> **Aim of the task**: Print, exactly and completely, every entry in the data.

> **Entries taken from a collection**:
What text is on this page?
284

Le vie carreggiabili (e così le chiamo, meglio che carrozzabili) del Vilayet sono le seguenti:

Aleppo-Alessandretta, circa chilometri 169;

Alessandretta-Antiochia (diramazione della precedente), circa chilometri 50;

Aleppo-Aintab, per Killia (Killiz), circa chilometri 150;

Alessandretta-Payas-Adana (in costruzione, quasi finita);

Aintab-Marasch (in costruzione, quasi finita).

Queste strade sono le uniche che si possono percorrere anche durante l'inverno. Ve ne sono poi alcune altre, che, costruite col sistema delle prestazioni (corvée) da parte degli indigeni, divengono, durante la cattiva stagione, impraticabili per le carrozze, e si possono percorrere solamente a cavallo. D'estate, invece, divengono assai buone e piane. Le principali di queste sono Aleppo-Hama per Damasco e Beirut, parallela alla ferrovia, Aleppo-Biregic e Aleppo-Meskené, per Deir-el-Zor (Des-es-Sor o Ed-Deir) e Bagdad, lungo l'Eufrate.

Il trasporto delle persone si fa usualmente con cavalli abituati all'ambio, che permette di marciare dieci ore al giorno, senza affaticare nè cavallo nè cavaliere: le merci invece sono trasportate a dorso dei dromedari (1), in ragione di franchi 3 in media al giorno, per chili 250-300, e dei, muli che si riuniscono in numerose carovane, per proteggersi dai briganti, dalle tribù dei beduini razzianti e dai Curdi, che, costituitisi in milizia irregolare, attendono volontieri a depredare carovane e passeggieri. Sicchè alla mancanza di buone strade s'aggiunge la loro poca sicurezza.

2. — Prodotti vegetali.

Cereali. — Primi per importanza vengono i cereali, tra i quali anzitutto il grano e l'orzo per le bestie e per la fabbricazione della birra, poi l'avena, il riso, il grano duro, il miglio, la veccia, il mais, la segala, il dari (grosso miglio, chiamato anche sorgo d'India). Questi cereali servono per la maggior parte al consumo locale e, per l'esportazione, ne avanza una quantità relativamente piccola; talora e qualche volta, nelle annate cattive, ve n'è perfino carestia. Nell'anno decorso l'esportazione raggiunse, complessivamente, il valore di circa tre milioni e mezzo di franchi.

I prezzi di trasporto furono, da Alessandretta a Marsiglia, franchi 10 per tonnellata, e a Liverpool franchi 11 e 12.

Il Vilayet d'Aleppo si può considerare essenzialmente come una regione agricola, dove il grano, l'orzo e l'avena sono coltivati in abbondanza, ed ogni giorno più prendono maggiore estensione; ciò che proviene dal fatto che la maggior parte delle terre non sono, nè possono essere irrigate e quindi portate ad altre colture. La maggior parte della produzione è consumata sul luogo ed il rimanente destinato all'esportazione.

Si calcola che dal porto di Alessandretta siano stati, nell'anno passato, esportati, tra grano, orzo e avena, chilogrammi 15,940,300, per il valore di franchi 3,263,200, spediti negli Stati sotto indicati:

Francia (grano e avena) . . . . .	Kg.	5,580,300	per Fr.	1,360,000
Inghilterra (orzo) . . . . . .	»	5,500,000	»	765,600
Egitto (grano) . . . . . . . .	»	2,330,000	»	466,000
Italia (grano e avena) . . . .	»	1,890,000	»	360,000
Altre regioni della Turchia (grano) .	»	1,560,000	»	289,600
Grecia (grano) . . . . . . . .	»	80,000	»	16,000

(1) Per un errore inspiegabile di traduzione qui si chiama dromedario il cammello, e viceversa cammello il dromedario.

> **Written response**:
What text is on this page?
284

Le vie carreggiabili (e così le chiamo, meglio che carrozzabili) del Vilayet sono le seguenti:

Aleppo-Alessandretta, circa chilometri 169;

Alessandretta-Antiochia (diramazione della precedente), circa chilometri 50;

Aleppo-Aintab, per Killia (Killiz), circa chilometri 150;

Alessandretta-Payas-Adana (in costruzione, quasi finita);

Aintab-Marasch (in costruzione, quasi finita).

Queste strade sono le uniche che si possono percorrere anche durante l'inverno. Ve ne sono poi alcune altre, che, costruite col sistema delle prestazioni (corvée) da parte degli indigeni, divengono, durante la cattiva stagione, impraticabili per le carrozze, e si possono percorrere solamente a cavallo. D'estate, invece, divengono assai buone e piane. Le principali di queste sono Aleppo-Hama per Damasco e Beirut, parallela alla ferrovia, Aleppo-Biregic e Aleppo-Meskené, per Deir-el-Zor (Des-es-Sor o Ed-Deir) e Bagdad, lungo l'Eufrate.

Il trasporto delle persone si fa usualmente con cavalli abituati all'ambio, che permette di marciare dieci ore al giorno, senza affaticare nè cavallo nè cavaliere: le merci invece sono trasportate a dorso dei dromedari (1), in ragione di franchi 3 in media al giorno, per chili 250-300, e dei, muli che si riuniscono in numerose carovane, per proteggersi dai briganti, dalle tribù dei beduini razzianti e dai Curdi, che, costituitisi in milizia irregolare, attendono volontieri a depredare carovane e passeggieri. Sicchè alla mancanza di buone strade s'aggiunge la loro poca sicurezza.

2. — Prodotti vegetali.

Cereali. — Primi per importanza vengono i cereali, tra i quali anzitutto il grano e l'orzo per le bestie e per la fabbricazione della birra, poi l'avena, il riso, il grano duro, il miglio, la veccia, il mais, la segala, il dari (grosso miglio, chiamato anche sorgo d'India). Questi cereali servono per la maggior parte al consumo locale e, per l'esportazione, ne avanza una quantità relativamente piccola; talora e qualche volta, nelle annate cattive, ve n'è perfino carestia. Nell'anno decorso l'esportazione raggiunse, complessivamente, il valore di circa tre milioni e mezzo di franchi.

I prezzi di trasporto furono, da Alessandretta a Marsiglia, franchi 10 per tonnellata, e a Liverpool franchi 11 e 12.

Il Vilayet d'Aleppo si può considerare essenzialmente come una regione agricola, dove il grano, l'orzo e l'avena sono coltivati in abbondanza, ed ogni giorno più prendono maggiore estensione; ciò che proviene dal fatto che la maggior parte delle terre non sono, nè possono essere irrigate e quindi portate ad altre colture. La maggior parte della produzione è consumata sul luogo ed il rimanente destinato all'esportazione.

Si calcola che dal porto di Alessandretta siano stati, nell'anno passato, esportati, tra grano, orzo e avena, chilogrammi 15,940,300, per il valore di franchi 3,263,200, spediti negli Stati sotto indicati:

Francia (grano e avena) . . . . .	Kg.	5,580,300	per Fr.	1,360,000
Inghilterra (orzo) . . . . . .	»	5,500,000	»	765,600
Egitto (grano) . . . . . . . .	»	2,330,000	»	466,000
Italia (grano e avena) . . . .	»	1,890,000	»	360,000
Altre regioni della Turchia (grano) .	»	1,560,000	»	289,600
Grecia (grano) . . . . . . . .	»	80,000	»	16,000

(1) Per un errore inspiegabile di traduzione qui si chiama dromedario il cammello, e viceversa cammello il dromedario.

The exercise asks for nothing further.